Task requirements —
Copy every line in the records below that contains the word "BCCBA".

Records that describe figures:

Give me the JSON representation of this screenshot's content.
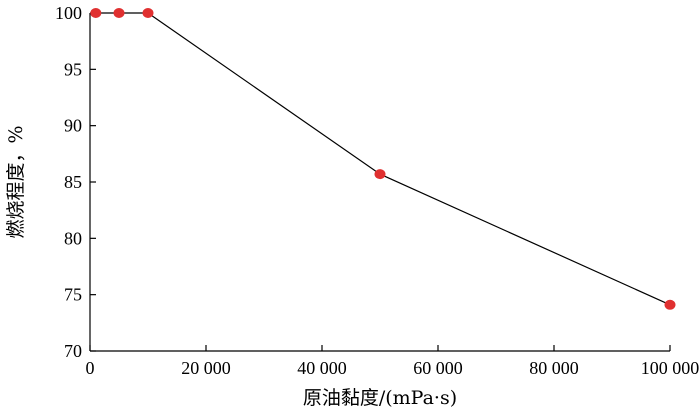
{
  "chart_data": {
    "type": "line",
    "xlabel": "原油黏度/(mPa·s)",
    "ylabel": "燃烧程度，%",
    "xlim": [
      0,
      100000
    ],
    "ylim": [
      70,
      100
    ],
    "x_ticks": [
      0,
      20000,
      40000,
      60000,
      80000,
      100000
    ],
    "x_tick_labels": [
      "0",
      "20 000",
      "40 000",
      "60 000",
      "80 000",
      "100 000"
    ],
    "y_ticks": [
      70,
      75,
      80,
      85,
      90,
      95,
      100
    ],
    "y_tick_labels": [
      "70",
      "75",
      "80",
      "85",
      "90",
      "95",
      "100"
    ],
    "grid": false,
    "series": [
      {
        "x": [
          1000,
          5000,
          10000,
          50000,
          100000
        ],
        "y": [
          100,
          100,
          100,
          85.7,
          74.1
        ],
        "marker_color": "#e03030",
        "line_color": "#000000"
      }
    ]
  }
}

* * *

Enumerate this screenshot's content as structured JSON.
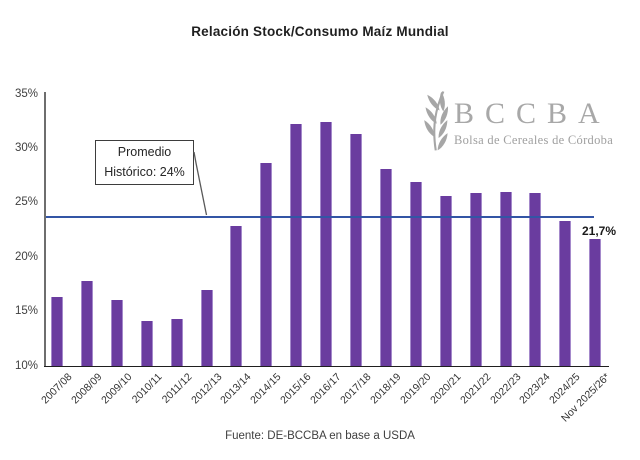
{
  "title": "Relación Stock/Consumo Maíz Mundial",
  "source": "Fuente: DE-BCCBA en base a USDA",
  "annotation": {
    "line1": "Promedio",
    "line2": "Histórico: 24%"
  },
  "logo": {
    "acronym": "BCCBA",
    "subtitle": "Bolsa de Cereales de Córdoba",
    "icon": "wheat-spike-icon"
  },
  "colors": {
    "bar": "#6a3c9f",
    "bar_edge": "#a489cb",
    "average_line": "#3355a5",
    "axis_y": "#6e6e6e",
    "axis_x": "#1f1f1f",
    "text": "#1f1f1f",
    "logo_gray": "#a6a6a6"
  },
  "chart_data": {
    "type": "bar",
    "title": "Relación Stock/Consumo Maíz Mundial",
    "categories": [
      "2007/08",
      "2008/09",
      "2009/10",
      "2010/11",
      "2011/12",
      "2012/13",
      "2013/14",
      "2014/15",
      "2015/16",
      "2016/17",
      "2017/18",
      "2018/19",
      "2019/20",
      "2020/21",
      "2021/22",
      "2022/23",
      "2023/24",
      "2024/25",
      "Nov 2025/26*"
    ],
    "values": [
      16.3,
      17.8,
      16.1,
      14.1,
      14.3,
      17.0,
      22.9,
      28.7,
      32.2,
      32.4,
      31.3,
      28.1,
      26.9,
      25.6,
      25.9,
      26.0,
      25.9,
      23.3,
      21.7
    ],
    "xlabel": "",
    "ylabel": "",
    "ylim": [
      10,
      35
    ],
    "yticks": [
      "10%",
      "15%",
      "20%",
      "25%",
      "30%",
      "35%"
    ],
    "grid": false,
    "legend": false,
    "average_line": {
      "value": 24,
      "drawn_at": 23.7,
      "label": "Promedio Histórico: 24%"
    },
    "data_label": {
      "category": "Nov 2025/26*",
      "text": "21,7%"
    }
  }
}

---

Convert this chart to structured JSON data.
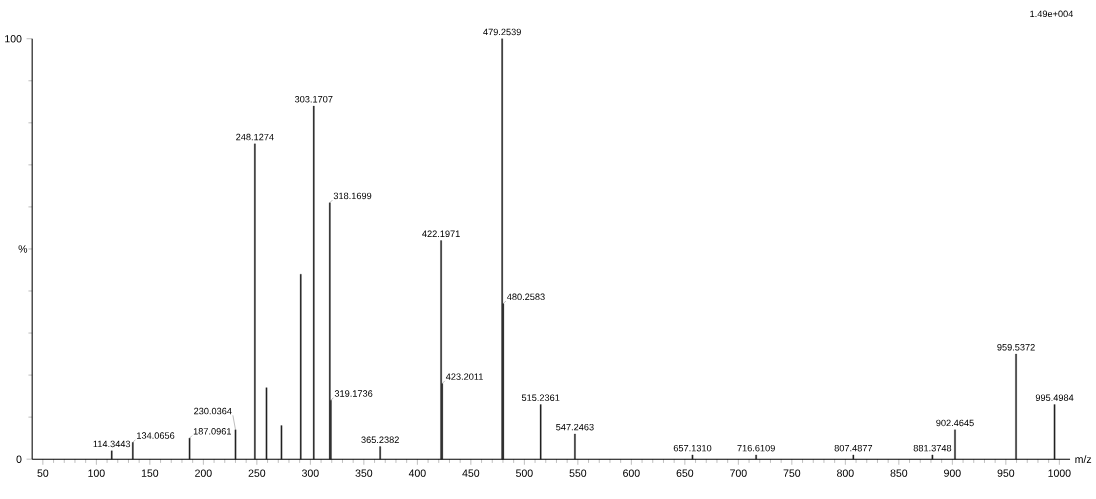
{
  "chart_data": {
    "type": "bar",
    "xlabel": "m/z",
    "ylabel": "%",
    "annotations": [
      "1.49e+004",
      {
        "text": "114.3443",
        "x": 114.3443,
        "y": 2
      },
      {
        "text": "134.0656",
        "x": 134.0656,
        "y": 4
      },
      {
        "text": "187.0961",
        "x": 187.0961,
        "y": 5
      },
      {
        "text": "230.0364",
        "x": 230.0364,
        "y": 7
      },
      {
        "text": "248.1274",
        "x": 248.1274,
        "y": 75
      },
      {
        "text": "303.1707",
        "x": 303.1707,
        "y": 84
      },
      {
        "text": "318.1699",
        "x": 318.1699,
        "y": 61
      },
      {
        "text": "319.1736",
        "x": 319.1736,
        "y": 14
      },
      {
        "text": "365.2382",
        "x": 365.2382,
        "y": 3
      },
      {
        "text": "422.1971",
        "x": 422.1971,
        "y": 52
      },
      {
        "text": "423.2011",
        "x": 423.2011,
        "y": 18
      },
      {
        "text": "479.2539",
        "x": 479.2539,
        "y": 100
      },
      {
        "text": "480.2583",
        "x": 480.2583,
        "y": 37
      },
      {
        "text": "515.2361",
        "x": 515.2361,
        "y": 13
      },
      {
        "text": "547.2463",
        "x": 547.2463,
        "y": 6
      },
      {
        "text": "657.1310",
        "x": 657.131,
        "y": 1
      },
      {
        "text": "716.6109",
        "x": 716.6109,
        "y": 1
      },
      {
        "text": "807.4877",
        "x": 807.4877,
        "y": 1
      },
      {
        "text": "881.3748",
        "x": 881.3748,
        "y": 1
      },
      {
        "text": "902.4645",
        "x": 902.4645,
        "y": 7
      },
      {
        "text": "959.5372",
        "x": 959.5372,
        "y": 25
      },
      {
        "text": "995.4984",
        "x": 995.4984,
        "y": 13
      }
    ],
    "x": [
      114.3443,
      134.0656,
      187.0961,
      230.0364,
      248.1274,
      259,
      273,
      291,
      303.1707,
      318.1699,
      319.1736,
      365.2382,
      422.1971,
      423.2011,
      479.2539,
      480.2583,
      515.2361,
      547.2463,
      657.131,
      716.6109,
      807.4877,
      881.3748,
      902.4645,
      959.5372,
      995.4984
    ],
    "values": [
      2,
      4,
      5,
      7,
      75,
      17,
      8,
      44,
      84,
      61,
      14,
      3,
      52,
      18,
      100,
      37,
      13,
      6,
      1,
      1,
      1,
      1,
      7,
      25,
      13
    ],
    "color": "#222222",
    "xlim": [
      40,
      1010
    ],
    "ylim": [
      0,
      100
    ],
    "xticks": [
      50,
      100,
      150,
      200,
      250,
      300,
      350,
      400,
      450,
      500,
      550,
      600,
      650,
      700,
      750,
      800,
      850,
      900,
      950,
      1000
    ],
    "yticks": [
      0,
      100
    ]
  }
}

Response for this exercise —
  "source": "Fuente: DE-BCCBA en base a USDA",
    "acronym": "BCCBA",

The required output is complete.